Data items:
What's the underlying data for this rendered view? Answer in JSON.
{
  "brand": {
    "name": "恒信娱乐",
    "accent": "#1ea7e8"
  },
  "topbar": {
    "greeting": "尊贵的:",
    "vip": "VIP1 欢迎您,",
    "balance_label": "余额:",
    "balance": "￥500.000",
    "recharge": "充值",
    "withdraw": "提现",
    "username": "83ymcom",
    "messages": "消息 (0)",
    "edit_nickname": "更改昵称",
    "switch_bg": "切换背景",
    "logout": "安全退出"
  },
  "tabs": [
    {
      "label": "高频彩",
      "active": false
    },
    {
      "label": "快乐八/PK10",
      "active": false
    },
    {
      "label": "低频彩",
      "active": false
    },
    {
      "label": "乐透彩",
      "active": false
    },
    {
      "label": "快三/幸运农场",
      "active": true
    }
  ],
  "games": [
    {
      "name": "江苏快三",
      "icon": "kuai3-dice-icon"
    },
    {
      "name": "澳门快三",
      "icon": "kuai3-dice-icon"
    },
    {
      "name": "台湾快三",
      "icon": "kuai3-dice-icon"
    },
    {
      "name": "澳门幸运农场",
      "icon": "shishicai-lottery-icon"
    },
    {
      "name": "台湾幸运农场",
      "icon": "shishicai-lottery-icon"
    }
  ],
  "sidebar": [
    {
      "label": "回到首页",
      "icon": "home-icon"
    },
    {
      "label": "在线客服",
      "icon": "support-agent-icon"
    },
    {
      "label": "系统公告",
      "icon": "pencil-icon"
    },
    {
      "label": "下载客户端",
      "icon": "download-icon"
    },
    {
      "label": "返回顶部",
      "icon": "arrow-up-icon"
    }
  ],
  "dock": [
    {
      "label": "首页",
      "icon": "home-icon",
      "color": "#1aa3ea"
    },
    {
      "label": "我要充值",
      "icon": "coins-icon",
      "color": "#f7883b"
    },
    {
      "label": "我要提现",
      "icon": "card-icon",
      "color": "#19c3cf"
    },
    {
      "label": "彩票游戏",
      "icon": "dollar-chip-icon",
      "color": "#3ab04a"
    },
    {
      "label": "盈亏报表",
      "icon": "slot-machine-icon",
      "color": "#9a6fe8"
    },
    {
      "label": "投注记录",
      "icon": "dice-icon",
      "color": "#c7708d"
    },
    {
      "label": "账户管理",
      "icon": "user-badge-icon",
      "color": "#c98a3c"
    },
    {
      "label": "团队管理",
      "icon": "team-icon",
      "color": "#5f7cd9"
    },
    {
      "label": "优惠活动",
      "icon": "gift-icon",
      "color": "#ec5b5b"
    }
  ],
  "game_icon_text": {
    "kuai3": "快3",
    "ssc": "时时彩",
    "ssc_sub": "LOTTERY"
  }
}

* YOUR GOAL: Transcribe every entry verbatim.

* RESULT OF THIS EXERCISE:
What's the underlying data for this rendered view? Answer in JSON.
{
  "brand": {
    "name": "恒信娱乐",
    "accent": "#1ea7e8"
  },
  "topbar": {
    "greeting": "尊贵的:",
    "vip": "VIP1 欢迎您,",
    "balance_label": "余额:",
    "balance": "￥500.000",
    "recharge": "充值",
    "withdraw": "提现",
    "username": "83ymcom",
    "messages": "消息 (0)",
    "edit_nickname": "更改昵称",
    "switch_bg": "切换背景",
    "logout": "安全退出"
  },
  "tabs": [
    {
      "label": "高频彩",
      "active": false
    },
    {
      "label": "快乐八/PK10",
      "active": false
    },
    {
      "label": "低频彩",
      "active": false
    },
    {
      "label": "乐透彩",
      "active": false
    },
    {
      "label": "快三/幸运农场",
      "active": true
    }
  ],
  "games": [
    {
      "name": "江苏快三",
      "icon": "kuai3-dice-icon"
    },
    {
      "name": "澳门快三",
      "icon": "kuai3-dice-icon"
    },
    {
      "name": "台湾快三",
      "icon": "kuai3-dice-icon"
    },
    {
      "name": "澳门幸运农场",
      "icon": "shishicai-lottery-icon"
    },
    {
      "name": "台湾幸运农场",
      "icon": "shishicai-lottery-icon"
    }
  ],
  "sidebar": [
    {
      "label": "回到首页",
      "icon": "home-icon"
    },
    {
      "label": "在线客服",
      "icon": "support-agent-icon"
    },
    {
      "label": "系统公告",
      "icon": "pencil-icon"
    },
    {
      "label": "下载客户端",
      "icon": "download-icon"
    },
    {
      "label": "返回顶部",
      "icon": "arrow-up-icon"
    }
  ],
  "dock": [
    {
      "label": "首页",
      "icon": "home-icon",
      "color": "#1aa3ea"
    },
    {
      "label": "我要充值",
      "icon": "coins-icon",
      "color": "#f7883b"
    },
    {
      "label": "我要提现",
      "icon": "card-icon",
      "color": "#19c3cf"
    },
    {
      "label": "彩票游戏",
      "icon": "dollar-chip-icon",
      "color": "#3ab04a"
    },
    {
      "label": "盈亏报表",
      "icon": "slot-machine-icon",
      "color": "#9a6fe8"
    },
    {
      "label": "投注记录",
      "icon": "dice-icon",
      "color": "#c7708d"
    },
    {
      "label": "账户管理",
      "icon": "user-badge-icon",
      "color": "#c98a3c"
    },
    {
      "label": "团队管理",
      "icon": "team-icon",
      "color": "#5f7cd9"
    },
    {
      "label": "优惠活动",
      "icon": "gift-icon",
      "color": "#ec5b5b"
    }
  ],
  "game_icon_text": {
    "kuai3": "快3",
    "ssc": "时时彩",
    "ssc_sub": "LOTTERY"
  }
}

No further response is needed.